## START Data lines

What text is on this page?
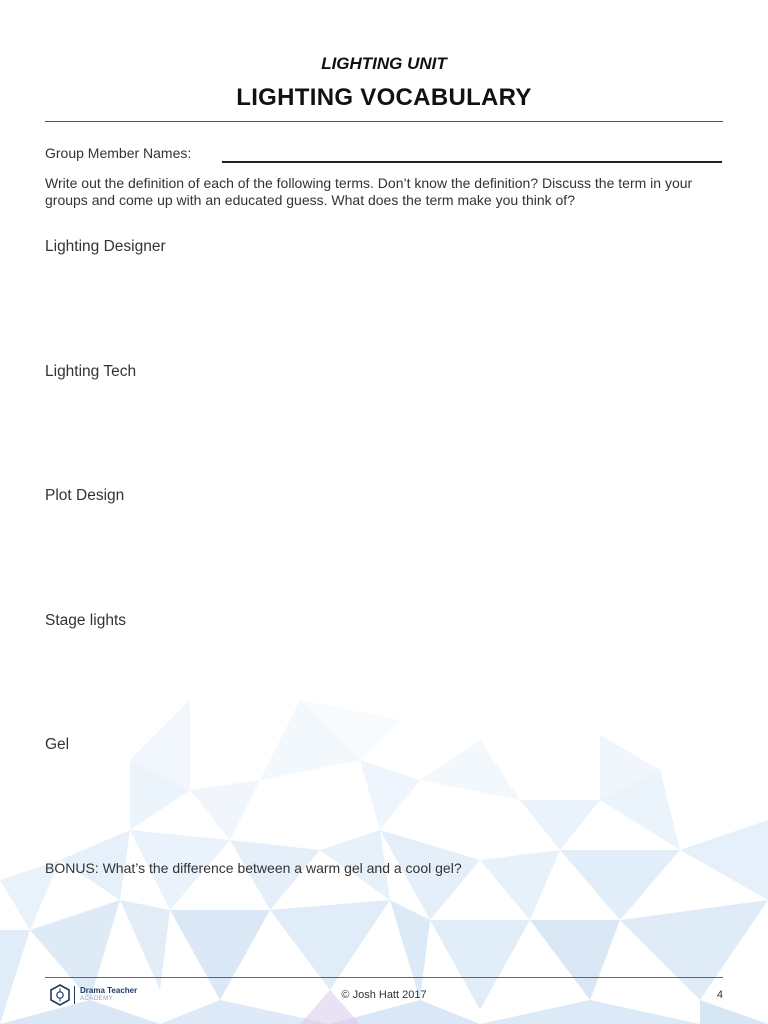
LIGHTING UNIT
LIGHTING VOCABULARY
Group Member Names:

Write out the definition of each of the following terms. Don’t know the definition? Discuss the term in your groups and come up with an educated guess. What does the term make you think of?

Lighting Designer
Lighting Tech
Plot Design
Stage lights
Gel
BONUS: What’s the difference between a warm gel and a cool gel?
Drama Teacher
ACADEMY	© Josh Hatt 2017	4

## END Data lines
## START Data lines

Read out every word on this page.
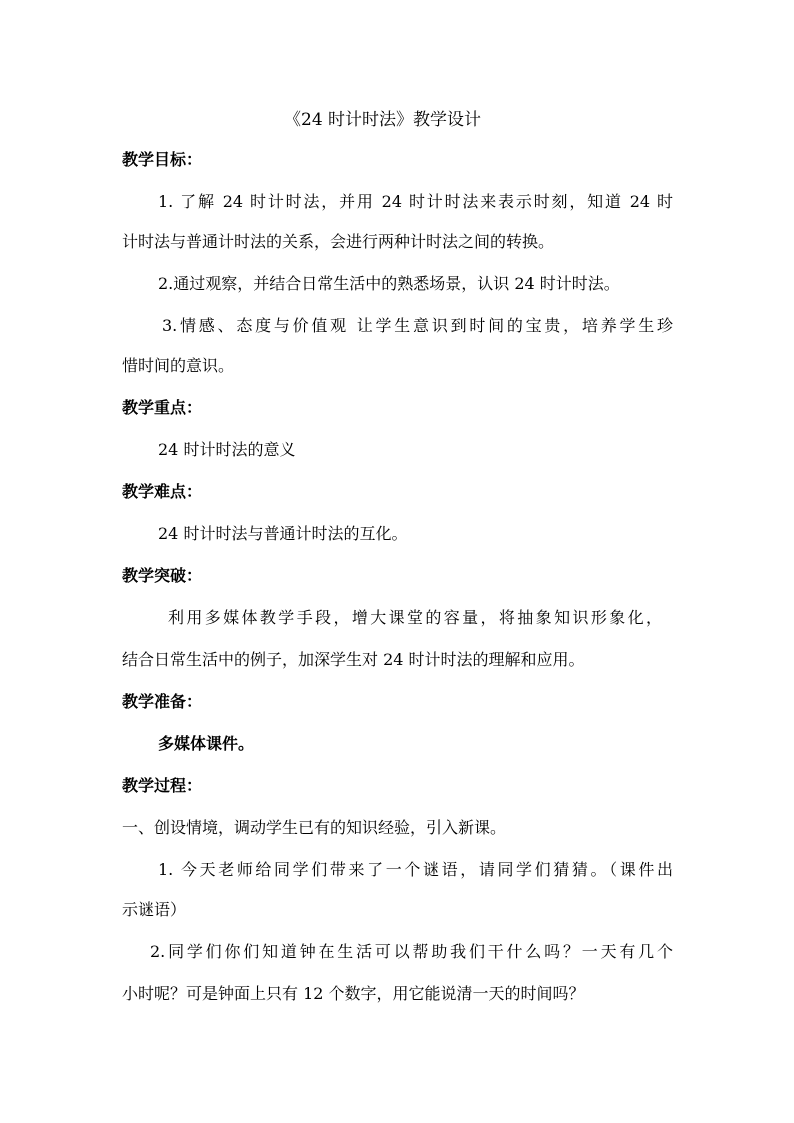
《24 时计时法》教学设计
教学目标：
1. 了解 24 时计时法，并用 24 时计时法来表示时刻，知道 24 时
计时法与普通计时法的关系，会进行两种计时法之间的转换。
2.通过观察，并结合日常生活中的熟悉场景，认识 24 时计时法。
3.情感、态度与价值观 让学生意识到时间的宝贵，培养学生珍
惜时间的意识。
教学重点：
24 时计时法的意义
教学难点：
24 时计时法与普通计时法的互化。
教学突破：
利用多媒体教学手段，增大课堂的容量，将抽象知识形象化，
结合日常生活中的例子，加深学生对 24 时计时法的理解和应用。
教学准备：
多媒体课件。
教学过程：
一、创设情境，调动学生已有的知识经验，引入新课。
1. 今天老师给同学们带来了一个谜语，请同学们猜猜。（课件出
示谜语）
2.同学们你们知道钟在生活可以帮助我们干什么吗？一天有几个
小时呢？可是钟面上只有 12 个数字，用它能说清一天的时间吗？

## END Data lines
## START Data lines

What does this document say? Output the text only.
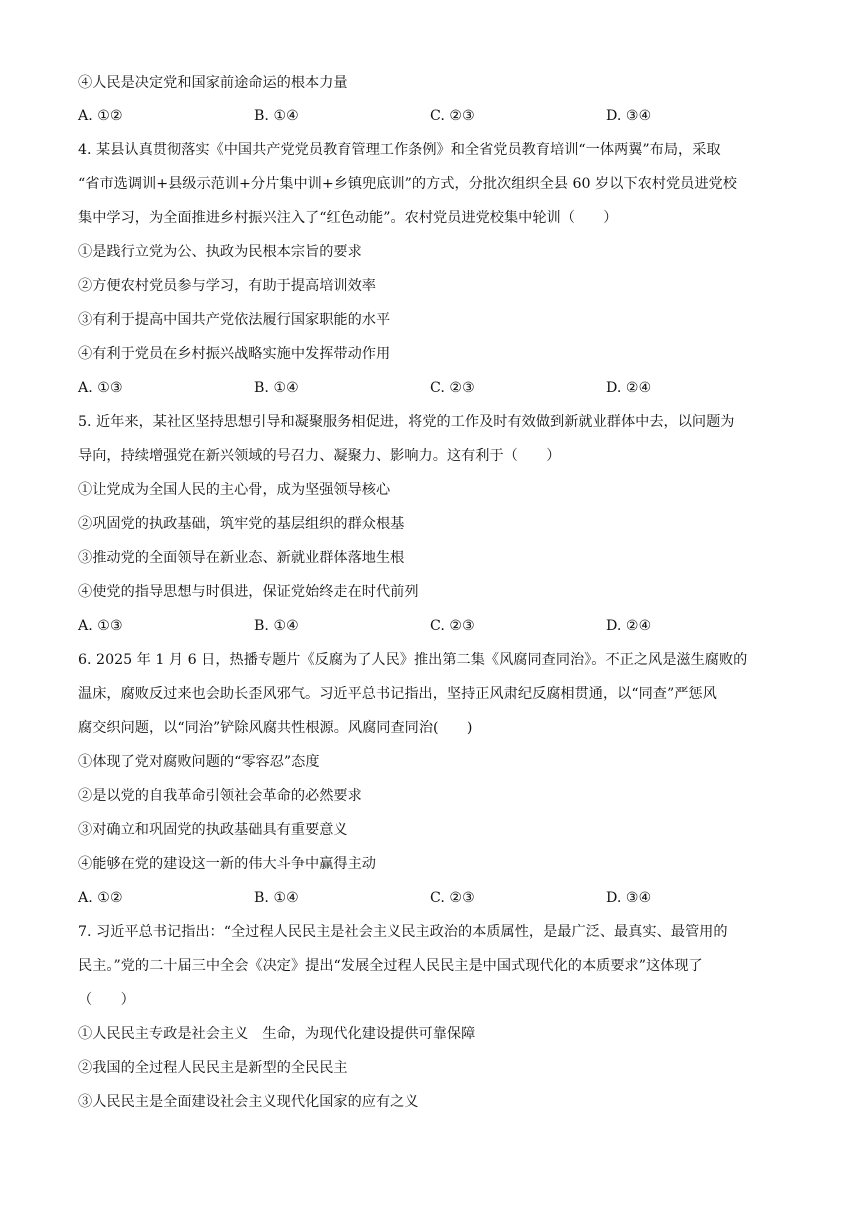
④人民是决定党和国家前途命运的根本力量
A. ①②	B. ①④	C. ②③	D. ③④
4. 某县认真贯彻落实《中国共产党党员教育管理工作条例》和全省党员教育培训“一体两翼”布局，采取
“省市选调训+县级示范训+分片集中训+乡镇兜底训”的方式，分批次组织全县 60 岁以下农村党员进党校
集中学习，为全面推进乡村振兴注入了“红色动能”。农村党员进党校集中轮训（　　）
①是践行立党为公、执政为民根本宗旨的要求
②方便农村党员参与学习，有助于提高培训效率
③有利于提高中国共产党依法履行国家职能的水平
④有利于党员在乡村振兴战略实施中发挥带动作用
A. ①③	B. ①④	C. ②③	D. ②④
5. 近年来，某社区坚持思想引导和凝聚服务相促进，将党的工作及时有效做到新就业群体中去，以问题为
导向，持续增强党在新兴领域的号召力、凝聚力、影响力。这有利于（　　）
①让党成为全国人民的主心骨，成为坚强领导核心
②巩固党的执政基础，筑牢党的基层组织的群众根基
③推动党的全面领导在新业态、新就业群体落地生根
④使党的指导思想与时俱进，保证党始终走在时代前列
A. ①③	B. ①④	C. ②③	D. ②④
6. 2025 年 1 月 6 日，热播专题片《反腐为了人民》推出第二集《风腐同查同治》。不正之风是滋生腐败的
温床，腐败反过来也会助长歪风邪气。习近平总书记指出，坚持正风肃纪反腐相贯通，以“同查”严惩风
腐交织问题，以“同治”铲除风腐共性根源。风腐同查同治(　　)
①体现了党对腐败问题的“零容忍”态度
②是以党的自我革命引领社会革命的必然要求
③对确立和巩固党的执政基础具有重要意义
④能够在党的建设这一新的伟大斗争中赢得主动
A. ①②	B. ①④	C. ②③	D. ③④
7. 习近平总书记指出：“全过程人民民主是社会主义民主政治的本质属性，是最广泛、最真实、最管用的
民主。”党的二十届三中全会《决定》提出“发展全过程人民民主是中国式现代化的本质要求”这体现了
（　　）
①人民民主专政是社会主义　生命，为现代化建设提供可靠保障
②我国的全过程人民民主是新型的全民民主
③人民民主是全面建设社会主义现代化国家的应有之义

## END Data lines

• _What you are asked to do_:
Each line that holds the word "text" should be extracted from the records.

• _Result below_:
What text is on this page?
What does this document say? Output the text only.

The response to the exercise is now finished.